(Entries from a dataset)
+++++
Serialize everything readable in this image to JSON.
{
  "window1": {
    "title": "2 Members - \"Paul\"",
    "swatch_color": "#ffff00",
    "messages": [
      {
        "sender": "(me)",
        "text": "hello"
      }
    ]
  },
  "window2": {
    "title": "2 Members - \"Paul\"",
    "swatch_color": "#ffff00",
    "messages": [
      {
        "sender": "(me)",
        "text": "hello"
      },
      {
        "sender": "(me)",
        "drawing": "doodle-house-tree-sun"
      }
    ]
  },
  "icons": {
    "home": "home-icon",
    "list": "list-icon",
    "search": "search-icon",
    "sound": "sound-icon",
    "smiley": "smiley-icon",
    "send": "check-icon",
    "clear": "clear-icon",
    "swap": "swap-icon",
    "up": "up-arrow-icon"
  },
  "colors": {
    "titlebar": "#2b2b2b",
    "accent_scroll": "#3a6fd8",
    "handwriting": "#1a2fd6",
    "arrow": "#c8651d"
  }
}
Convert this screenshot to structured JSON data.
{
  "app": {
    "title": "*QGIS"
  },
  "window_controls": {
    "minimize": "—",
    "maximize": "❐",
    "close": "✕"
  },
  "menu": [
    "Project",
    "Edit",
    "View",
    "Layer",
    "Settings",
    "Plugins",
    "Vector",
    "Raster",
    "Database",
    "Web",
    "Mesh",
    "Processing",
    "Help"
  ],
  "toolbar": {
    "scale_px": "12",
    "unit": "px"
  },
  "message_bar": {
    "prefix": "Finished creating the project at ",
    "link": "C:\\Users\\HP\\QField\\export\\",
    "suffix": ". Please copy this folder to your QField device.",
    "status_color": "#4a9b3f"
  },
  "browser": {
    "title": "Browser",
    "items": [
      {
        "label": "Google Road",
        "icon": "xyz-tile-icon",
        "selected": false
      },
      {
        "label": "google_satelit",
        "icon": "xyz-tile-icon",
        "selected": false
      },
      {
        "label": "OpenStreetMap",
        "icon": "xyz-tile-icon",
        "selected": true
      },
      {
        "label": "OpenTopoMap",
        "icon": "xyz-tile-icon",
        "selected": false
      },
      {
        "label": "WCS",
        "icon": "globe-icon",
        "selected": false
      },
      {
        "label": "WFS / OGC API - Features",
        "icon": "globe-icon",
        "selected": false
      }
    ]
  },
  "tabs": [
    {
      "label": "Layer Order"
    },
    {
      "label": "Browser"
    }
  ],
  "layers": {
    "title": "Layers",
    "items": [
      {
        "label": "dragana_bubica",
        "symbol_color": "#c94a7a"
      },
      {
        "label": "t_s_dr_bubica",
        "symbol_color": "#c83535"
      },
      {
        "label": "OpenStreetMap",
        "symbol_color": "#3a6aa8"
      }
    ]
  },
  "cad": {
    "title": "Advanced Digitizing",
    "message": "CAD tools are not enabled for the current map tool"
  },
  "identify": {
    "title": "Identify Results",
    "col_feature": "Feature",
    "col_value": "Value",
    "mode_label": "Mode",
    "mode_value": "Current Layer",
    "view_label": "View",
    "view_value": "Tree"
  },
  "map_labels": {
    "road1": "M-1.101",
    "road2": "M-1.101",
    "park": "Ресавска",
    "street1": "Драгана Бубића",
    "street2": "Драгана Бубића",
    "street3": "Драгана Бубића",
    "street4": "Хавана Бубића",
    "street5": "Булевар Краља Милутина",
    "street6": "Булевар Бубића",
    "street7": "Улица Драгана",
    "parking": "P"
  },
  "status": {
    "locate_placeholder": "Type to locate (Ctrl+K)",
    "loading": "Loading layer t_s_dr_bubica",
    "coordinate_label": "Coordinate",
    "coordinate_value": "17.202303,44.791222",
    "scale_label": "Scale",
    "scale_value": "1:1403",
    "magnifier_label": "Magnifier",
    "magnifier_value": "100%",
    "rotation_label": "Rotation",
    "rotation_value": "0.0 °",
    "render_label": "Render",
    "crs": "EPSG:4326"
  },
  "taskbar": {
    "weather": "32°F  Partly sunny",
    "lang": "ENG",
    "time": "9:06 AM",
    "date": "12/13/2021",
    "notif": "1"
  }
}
+++++
EXERCISE BRIEF
Tally how many lines of the material contain the word "Булевар". The answer must be the number and nothing else.

RESULT BELOW
2